Text section —
• • • • •

We have been house hunting for a few months now, and just cant seem to find the “right” house. We arent looking for the perfect house, just one that seems to “fit” what we need and want. This has been pretty frustrating and exhausting. But we have also been wondering if this is also because God wont be keeping us in this area for very long?? Because we may not hear about where we *might* be transferred to, George still feels we should try to establish a home here. He leads, I follow.
Because I dont have enough on my plate with 2 little ones, a possible move, house hunting, etc, I have also started a new business venture. But honestly, its not really about the business. Let me explain.
A couple months ago I stumbled upon a giveaway on a blog I follow, for something from Blessings Unlimited. I didnt win the giveaway, but I did order some things from their clearance. The lovely lady I ordered from not only communicated with me during the wait time for the order, but she sent me a card and beautiful ceramic token a few days later.
As small as it sounds, that sweet gesture meant alot to me, and from a “stranger”, no less! I thought to myself, this is the way it should be. This thoughtful act made me feel connected to this woman I’ve never met, as a sister in Christ. (I know, I’m kinda pathetic when it comes to nice gestures).
So I prayed about it, and even George was on board with it. We decided I would sign up to sell Blessings Unlimited. Mostly because I love the product, but also because this is something that no one in our area is selling. (I checked, closest consultant other than myself is 2 hrs away, ha!) I really wanted something that would help our family, and bring friends together. But God has even bigger plans.
The day after I received my starter kit (kid in a candy store, for real!), it was announced the company was transitioning to “Mary & Martha”, and focusing on showing hospitality…”Meaningful Entertainment…Made Simple”. At first I wasnt quite sure how I liked this transition..the pieces of the collection seemed pricier (and they are, for the most part), and frankly I am horrible at entertaining! I never feel my home is clean enough or organized enough. There are constantly toys strewn about, laundry piled high, sippy cups hidden in couch cushions, and you never know when my arch-nemesis, the water bug, will appear (how embarrassing!).

• • • • •

The data —

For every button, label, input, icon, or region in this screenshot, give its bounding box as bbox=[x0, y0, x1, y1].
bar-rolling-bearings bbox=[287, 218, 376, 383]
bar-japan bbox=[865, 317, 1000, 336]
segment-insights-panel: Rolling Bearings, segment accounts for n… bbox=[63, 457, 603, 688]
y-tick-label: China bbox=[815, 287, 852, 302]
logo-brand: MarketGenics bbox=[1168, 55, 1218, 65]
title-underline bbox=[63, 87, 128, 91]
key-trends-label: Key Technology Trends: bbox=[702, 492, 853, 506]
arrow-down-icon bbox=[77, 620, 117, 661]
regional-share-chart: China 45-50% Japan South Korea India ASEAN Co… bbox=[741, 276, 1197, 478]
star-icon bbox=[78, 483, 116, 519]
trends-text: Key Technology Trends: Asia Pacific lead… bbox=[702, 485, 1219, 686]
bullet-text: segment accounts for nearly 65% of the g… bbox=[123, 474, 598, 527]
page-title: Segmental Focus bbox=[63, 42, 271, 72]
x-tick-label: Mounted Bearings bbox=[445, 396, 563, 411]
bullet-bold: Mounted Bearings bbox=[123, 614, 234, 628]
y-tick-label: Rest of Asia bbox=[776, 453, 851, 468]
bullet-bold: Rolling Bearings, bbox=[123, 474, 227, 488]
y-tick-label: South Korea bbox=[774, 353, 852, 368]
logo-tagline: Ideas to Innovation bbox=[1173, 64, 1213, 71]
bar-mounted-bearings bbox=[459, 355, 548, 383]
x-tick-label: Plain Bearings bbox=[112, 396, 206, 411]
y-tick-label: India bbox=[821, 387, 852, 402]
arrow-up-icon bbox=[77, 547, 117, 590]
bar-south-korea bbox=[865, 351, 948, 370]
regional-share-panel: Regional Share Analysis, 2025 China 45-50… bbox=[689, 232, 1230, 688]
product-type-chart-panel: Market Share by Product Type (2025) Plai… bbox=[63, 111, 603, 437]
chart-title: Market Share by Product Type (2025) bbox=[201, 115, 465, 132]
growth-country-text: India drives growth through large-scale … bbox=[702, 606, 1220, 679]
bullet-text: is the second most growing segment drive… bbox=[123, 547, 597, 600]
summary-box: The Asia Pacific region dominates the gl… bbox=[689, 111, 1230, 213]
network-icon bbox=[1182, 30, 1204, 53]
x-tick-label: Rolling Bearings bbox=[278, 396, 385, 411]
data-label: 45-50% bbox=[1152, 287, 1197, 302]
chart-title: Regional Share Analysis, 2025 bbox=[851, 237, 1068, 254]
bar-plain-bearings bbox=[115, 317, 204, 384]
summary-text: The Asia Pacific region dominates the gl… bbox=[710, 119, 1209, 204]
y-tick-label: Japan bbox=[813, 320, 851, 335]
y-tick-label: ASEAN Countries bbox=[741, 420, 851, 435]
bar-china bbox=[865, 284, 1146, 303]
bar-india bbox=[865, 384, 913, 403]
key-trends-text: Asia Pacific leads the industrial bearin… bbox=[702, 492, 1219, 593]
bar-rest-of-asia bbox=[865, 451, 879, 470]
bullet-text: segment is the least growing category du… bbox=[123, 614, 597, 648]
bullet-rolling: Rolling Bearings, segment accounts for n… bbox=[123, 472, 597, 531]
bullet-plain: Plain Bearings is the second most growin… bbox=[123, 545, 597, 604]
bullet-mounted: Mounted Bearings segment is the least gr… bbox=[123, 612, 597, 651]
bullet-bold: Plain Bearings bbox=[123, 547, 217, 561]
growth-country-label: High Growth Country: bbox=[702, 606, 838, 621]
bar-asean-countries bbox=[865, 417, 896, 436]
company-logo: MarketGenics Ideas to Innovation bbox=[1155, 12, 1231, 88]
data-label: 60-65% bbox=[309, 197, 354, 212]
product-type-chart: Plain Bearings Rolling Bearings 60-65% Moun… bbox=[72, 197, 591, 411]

• • • • •

Extend the blog post about becoming a Blessings Unlimited consultant, starting right after its last sentence.

While I was going over all these reasons in my head as to why I “cant” do this, God whispered quietly why I SHOULD. Because I am a Martha when it comes to my own home…feeling the presentation is more important than the presence. But I am a Mary outside of my home, soaking up what moments I can with friends.
I need to be “Living in the &”…I need to be more concerned with inviting people in my home to enjoy their presence, and not worry about the presentation of my house (to an extent). The goal of Mary & Martha is to help make that more simple, with their gorgeous servingware/dinnerware/home decor. Because lets face it, as ladies we get WAY more excited about food/coffee/whathaveyou when its presented in a unique piece that starts conversations.
Because I really feel this is something God is leading me to do, I plan on hosting a gathering in my home once a month. Because its not about perfection, its about people. So my little somewhat dilapidated home will soon be a place for coffee, desserts, and I’m hoping alot of fun and friendship!
I havent purchased any of the new product line yet, but hope to as this business flourishes (Lord willing!). There hasnt been a huge response of interest in hosting any gatherings, but I am praying God will open some doors (literally) to allow me to share this product and concept. He’s using it to work in my heart, and I am praying He will use it to bless others.
I am pretty sure this is enough of an update…maybe I wont wait so long to post something and it can be more “on topic” rather than random thoughts.
As for now…my dear friend Coffee is calling my name 🙂 (Ok, so its cup #3 of coffee…but who’s counting??)